Collected data entries
%%
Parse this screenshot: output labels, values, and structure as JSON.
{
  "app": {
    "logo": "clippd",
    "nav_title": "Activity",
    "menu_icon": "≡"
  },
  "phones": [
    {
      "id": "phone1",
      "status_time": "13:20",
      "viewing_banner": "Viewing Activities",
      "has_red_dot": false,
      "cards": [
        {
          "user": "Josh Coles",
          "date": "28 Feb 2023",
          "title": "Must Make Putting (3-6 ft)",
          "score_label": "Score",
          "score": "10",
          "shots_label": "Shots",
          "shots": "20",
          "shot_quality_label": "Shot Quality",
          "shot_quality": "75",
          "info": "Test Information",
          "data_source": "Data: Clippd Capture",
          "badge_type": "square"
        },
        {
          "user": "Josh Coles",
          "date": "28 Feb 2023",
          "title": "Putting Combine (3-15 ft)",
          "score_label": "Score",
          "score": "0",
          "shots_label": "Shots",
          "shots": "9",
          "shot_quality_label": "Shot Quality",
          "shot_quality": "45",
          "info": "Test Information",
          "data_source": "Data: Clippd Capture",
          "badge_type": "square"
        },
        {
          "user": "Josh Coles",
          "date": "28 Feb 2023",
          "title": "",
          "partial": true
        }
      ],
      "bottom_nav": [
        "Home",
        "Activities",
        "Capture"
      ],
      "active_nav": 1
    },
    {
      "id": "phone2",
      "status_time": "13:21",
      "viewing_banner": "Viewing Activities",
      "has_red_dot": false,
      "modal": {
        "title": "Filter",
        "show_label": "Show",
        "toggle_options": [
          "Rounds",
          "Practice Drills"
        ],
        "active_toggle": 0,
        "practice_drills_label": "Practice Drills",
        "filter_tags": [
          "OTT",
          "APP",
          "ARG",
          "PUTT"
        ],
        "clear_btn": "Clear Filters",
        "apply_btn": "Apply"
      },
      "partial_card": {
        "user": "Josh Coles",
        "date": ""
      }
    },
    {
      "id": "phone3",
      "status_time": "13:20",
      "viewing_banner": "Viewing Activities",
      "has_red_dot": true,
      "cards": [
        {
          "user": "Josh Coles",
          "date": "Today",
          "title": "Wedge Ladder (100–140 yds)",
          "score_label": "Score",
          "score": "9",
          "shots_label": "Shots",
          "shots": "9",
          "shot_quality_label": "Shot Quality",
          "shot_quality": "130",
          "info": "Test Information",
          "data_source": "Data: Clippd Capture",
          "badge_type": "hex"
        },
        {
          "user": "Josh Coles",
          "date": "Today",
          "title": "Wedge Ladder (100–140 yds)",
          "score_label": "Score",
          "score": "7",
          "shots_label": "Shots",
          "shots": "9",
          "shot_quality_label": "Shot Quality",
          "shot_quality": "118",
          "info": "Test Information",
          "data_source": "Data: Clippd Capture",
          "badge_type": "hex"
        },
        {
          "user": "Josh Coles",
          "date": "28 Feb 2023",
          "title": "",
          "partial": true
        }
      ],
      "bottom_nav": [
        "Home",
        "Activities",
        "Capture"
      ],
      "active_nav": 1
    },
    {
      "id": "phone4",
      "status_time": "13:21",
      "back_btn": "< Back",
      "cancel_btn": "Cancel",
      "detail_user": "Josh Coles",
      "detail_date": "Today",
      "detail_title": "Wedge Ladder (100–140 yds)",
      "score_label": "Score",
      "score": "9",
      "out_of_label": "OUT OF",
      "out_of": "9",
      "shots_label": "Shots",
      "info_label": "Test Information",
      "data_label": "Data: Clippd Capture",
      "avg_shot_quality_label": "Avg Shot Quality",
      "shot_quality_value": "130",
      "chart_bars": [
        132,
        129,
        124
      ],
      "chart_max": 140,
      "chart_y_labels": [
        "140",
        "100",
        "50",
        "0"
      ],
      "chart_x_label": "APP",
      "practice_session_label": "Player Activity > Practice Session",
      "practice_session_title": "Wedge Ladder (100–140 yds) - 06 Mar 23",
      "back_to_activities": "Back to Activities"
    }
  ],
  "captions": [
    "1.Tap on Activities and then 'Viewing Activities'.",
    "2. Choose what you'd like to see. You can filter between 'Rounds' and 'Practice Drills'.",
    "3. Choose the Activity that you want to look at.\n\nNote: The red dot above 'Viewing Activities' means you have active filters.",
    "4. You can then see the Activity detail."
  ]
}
%%
→ **Problem to solve**
Return every record, word for word.

→ **Output of the exercise**
Parse this screenshot: output labels, values, and structure as JSON.
{
  "app": {
    "logo": "clippd",
    "nav_title": "Activity",
    "menu_icon": "≡"
  },
  "phones": [
    {
      "id": "phone1",
      "status_time": "13:20",
      "viewing_banner": "Viewing Activities",
      "has_red_dot": false,
      "cards": [
        {
          "user": "Josh Coles",
          "date": "28 Feb 2023",
          "title": "Must Make Putting (3-6 ft)",
          "score_label": "Score",
          "score": "10",
          "shots_label": "Shots",
          "shots": "20",
          "shot_quality_label": "Shot Quality",
          "shot_quality": "75",
          "info": "Test Information",
          "data_source": "Data: Clippd Capture",
          "badge_type": "square"
        },
        {
          "user": "Josh Coles",
          "date": "28 Feb 2023",
          "title": "Putting Combine (3-15 ft)",
          "score_label": "Score",
          "score": "0",
          "shots_label": "Shots",
          "shots": "9",
          "shot_quality_label": "Shot Quality",
          "shot_quality": "45",
          "info": "Test Information",
          "data_source": "Data: Clippd Capture",
          "badge_type": "square"
        },
        {
          "user": "Josh Coles",
          "date": "28 Feb 2023",
          "title": "",
          "partial": true
        }
      ],
      "bottom_nav": [
        "Home",
        "Activities",
        "Capture"
      ],
      "active_nav": 1
    },
    {
      "id": "phone2",
      "status_time": "13:21",
      "viewing_banner": "Viewing Activities",
      "has_red_dot": false,
      "modal": {
        "title": "Filter",
        "show_label": "Show",
        "toggle_options": [
          "Rounds",
          "Practice Drills"
        ],
        "active_toggle": 0,
        "practice_drills_label": "Practice Drills",
        "filter_tags": [
          "OTT",
          "APP",
          "ARG",
          "PUTT"
        ],
        "clear_btn": "Clear Filters",
        "apply_btn": "Apply"
      },
      "partial_card": {
        "user": "Josh Coles",
        "date": ""
      }
    },
    {
      "id": "phone3",
      "status_time": "13:20",
      "viewing_banner": "Viewing Activities",
      "has_red_dot": true,
      "cards": [
        {
          "user": "Josh Coles",
          "date": "Today",
          "title": "Wedge Ladder (100–140 yds)",
          "score_label": "Score",
          "score": "9",
          "shots_label": "Shots",
          "shots": "9",
          "shot_quality_label": "Shot Quality",
          "shot_quality": "130",
          "info": "Test Information",
          "data_source": "Data: Clippd Capture",
          "badge_type": "hex"
        },
        {
          "user": "Josh Coles",
          "date": "Today",
          "title": "Wedge Ladder (100–140 yds)",
          "score_label": "Score",
          "score": "7",
          "shots_label": "Shots",
          "shots": "9",
          "shot_quality_label": "Shot Quality",
          "shot_quality": "118",
          "info": "Test Information",
          "data_source": "Data: Clippd Capture",
          "badge_type": "hex"
        },
        {
          "user": "Josh Coles",
          "date": "28 Feb 2023",
          "title": "",
          "partial": true
        }
      ],
      "bottom_nav": [
        "Home",
        "Activities",
        "Capture"
      ],
      "active_nav": 1
    },
    {
      "id": "phone4",
      "status_time": "13:21",
      "back_btn": "< Back",
      "cancel_btn": "Cancel",
      "detail_user": "Josh Coles",
      "detail_date": "Today",
      "detail_title": "Wedge Ladder (100–140 yds)",
      "score_label": "Score",
      "score": "9",
      "out_of_label": "OUT OF",
      "out_of": "9",
      "shots_label": "Shots",
      "info_label": "Test Information",
      "data_label": "Data: Clippd Capture",
      "avg_shot_quality_label": "Avg Shot Quality",
      "shot_quality_value": "130",
      "chart_bars": [
        132,
        129,
        124
      ],
      "chart_max": 140,
      "chart_y_labels": [
        "140",
        "100",
        "50",
        "0"
      ],
      "chart_x_label": "APP",
      "practice_session_label": "Player Activity > Practice Session",
      "practice_session_title": "Wedge Ladder (100–140 yds) - 06 Mar 23",
      "back_to_activities": "Back to Activities"
    }
  ],
  "captions": [
    "1.Tap on Activities and then 'Viewing Activities'.",
    "2. Choose what you'd like to see. You can filter between 'Rounds' and 'Practice Drills'.",
    "3. Choose the Activity that you want to look at.\n\nNote: The red dot above 'Viewing Activities' means you have active filters.",
    "4. You can then see the Activity detail."
  ]
}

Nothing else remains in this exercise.